§ **Objective**:
State the number of lines, and only that number, in which the word "умений" appears.

§ **Data records**:
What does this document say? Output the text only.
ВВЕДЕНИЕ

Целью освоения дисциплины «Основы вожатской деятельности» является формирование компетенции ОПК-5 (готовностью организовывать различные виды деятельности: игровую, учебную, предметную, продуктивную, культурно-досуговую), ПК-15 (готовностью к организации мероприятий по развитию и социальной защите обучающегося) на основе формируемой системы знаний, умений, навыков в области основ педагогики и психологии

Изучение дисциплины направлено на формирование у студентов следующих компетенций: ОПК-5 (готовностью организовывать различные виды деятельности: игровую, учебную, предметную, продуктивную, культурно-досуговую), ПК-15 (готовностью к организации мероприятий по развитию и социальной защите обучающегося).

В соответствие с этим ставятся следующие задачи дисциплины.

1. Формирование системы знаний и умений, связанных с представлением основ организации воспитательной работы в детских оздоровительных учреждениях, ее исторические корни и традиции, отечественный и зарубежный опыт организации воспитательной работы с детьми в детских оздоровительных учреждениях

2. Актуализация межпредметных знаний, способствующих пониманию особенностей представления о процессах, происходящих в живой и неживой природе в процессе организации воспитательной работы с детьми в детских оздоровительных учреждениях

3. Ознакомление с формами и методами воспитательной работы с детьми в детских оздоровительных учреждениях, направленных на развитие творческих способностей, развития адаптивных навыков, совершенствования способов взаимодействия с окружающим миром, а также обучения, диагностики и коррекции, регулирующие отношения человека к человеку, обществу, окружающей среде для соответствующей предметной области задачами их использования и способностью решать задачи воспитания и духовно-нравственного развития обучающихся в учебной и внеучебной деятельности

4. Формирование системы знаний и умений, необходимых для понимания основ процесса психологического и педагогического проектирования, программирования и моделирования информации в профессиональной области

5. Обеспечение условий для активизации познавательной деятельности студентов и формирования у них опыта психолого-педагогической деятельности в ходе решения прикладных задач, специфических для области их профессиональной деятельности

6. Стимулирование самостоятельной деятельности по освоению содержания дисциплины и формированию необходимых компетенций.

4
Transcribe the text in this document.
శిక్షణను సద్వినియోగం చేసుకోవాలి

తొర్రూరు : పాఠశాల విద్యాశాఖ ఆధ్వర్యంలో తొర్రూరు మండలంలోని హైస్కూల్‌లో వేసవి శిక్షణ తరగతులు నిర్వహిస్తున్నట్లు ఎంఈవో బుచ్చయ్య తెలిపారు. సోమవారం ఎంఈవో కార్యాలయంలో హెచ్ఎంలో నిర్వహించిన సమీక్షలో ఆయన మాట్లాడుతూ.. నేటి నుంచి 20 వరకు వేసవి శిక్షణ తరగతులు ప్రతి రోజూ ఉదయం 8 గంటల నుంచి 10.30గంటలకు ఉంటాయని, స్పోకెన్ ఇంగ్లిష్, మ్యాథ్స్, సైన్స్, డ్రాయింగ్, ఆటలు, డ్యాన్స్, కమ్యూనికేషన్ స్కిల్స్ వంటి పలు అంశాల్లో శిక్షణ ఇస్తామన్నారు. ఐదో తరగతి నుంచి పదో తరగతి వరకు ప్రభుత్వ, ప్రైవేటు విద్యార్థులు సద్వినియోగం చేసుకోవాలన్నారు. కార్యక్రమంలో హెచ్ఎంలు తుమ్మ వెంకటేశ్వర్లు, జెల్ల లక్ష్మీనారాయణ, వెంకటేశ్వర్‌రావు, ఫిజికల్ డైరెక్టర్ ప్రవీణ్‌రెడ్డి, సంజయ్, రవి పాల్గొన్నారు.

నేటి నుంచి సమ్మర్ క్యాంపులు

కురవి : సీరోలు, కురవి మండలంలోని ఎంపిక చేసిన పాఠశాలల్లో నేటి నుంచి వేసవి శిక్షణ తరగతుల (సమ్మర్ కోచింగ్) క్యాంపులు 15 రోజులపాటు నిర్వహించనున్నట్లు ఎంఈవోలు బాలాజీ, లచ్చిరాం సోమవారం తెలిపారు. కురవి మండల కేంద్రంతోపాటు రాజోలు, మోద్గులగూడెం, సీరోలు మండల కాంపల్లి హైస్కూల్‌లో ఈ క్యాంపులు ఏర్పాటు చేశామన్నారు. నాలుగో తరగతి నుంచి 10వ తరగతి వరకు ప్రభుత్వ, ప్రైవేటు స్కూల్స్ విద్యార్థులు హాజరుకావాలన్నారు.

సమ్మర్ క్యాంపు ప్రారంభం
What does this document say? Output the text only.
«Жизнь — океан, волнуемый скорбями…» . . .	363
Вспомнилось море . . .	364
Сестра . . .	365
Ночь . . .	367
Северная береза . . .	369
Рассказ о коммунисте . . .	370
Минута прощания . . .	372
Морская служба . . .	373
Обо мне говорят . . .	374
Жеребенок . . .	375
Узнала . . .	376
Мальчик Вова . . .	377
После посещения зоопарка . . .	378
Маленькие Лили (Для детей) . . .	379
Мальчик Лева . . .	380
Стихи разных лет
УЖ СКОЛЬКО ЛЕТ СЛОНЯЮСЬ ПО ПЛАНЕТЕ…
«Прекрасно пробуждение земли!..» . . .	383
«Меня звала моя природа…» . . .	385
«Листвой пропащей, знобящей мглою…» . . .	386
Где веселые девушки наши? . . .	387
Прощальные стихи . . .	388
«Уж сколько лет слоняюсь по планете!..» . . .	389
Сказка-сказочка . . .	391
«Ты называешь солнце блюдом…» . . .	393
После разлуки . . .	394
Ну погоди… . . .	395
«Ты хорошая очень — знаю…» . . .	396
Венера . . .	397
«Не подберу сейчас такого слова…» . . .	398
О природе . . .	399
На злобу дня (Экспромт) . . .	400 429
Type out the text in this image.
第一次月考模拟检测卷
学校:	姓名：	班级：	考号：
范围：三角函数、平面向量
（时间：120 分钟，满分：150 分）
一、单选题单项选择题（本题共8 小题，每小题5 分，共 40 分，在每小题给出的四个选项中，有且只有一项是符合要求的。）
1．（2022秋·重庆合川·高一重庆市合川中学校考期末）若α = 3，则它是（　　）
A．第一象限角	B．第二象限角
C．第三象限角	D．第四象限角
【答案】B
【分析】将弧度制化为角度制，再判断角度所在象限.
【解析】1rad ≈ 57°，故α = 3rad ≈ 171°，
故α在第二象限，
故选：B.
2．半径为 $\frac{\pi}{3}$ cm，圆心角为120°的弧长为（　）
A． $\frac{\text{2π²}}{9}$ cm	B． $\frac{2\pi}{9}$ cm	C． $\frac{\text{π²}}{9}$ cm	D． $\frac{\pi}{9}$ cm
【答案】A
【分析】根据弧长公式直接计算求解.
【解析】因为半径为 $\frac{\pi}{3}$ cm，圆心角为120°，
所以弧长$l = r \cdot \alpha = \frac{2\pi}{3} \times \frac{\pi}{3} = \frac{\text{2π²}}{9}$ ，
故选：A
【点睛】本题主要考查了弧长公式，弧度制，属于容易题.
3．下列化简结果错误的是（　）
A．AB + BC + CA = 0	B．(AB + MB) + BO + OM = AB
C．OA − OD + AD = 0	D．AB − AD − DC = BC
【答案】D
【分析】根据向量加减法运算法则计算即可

§ **Exercise response**:
3